What you have to do.
Select and copy out every line in the records containing "Milho".

Data excerpts.
------
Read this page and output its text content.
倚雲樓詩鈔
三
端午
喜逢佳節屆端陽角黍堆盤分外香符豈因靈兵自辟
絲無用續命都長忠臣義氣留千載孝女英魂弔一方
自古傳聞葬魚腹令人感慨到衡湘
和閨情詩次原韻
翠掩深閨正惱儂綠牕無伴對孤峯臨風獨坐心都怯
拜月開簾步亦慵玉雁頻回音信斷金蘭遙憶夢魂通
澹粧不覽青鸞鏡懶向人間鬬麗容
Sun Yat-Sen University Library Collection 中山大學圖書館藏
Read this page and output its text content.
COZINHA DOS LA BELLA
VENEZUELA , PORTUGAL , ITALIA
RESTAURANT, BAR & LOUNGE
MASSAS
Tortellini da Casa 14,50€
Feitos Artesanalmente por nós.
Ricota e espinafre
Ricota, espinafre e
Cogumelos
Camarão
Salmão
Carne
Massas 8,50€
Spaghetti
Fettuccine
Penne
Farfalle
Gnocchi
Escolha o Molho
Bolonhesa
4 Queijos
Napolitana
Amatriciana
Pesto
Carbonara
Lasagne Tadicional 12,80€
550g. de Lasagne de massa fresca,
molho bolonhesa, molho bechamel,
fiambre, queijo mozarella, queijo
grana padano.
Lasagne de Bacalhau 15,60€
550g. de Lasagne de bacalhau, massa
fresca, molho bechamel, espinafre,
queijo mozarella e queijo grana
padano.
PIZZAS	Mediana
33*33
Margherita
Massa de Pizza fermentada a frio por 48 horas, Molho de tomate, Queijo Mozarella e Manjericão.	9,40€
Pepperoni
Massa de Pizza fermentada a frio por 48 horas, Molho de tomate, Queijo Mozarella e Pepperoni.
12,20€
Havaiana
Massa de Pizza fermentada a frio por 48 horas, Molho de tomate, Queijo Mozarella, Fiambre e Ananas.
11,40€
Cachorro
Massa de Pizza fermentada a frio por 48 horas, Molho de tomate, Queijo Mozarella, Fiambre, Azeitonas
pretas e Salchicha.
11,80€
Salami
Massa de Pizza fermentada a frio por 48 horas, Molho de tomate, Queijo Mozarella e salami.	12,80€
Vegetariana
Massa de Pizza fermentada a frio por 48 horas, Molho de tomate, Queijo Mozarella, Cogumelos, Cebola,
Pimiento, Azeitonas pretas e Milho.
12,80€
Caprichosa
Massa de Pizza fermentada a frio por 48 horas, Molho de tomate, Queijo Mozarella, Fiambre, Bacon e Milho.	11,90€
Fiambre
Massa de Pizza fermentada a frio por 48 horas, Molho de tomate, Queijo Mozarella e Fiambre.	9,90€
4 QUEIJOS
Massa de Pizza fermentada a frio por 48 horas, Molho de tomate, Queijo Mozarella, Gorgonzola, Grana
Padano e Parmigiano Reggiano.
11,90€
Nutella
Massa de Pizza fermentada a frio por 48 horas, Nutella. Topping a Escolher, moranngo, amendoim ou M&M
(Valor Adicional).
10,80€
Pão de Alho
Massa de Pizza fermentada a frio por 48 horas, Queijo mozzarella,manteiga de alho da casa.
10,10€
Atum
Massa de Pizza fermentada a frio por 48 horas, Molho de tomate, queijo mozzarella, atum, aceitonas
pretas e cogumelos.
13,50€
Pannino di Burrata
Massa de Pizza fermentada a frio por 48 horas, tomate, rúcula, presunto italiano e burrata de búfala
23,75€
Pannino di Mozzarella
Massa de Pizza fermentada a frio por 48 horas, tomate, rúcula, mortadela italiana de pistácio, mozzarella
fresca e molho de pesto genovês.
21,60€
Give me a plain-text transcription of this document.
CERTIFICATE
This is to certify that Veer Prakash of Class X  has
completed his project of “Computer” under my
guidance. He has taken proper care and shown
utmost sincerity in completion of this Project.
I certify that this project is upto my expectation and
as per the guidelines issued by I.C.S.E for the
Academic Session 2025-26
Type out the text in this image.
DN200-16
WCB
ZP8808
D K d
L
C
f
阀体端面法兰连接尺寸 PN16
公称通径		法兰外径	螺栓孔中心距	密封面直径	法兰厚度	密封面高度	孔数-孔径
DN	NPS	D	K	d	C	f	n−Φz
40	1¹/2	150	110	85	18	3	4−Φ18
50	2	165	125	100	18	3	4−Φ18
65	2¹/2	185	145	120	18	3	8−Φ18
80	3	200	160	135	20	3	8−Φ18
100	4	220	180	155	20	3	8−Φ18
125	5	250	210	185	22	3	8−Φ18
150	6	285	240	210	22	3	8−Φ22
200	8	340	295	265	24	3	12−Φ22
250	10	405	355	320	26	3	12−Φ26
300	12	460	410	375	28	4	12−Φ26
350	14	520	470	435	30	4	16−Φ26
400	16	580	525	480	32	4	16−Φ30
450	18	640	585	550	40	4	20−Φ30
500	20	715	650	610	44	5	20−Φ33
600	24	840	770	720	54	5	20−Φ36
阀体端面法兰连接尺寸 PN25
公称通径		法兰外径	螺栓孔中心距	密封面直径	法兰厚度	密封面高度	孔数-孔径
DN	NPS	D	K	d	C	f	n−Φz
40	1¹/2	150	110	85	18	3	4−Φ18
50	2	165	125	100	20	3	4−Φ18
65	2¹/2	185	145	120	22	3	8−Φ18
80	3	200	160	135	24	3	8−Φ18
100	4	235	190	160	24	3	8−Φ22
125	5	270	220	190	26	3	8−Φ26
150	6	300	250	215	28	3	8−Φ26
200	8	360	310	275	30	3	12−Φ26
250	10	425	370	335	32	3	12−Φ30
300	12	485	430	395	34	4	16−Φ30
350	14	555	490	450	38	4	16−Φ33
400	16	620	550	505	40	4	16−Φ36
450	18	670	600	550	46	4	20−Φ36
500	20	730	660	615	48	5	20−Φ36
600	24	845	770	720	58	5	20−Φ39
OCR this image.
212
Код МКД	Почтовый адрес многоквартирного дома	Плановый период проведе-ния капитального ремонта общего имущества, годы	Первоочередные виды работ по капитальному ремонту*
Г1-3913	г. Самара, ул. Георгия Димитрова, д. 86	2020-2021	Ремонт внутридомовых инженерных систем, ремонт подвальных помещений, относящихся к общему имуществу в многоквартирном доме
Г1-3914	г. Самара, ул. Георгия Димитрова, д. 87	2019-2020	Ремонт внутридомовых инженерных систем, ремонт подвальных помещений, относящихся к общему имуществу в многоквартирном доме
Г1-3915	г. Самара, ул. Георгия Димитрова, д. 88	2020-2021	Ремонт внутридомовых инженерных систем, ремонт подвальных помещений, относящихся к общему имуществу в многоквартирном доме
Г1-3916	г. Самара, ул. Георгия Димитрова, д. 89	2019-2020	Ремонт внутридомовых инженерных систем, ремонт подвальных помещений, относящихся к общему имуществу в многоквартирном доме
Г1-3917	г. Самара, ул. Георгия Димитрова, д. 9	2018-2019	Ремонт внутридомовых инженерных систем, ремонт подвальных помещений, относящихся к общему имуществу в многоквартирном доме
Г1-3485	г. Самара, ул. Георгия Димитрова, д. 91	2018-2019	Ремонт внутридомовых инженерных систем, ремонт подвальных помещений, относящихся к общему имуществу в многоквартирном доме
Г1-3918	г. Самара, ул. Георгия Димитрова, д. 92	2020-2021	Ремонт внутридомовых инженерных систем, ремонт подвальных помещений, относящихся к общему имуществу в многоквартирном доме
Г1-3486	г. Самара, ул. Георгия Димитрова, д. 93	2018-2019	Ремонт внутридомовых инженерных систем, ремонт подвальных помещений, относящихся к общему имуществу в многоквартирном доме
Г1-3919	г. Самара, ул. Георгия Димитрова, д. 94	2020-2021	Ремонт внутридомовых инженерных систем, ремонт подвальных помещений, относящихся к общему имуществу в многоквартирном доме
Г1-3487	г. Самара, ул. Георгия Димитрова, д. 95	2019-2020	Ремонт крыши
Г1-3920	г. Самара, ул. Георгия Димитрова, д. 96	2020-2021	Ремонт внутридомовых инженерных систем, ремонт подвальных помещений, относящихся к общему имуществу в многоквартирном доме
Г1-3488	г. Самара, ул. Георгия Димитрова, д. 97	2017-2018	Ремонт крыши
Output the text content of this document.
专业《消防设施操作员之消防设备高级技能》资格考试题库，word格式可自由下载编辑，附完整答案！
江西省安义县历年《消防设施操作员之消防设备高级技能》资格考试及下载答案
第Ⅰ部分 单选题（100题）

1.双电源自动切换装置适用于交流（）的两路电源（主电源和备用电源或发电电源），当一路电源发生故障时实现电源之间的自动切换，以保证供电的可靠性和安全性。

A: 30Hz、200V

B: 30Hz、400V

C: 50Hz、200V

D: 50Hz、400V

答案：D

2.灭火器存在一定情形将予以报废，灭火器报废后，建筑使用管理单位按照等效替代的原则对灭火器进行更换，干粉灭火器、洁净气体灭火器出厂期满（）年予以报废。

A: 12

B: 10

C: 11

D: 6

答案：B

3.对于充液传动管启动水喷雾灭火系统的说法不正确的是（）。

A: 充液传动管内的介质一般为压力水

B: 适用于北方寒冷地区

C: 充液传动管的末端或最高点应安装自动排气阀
------
Final answer.
Pimiento, Azeitonas pretas e Milho.
Massa de Pizza fermentada a frio por 48 horas, Molho de tomate, Queijo Mozarella, Fiambre, Bacon e Milho.	11,90€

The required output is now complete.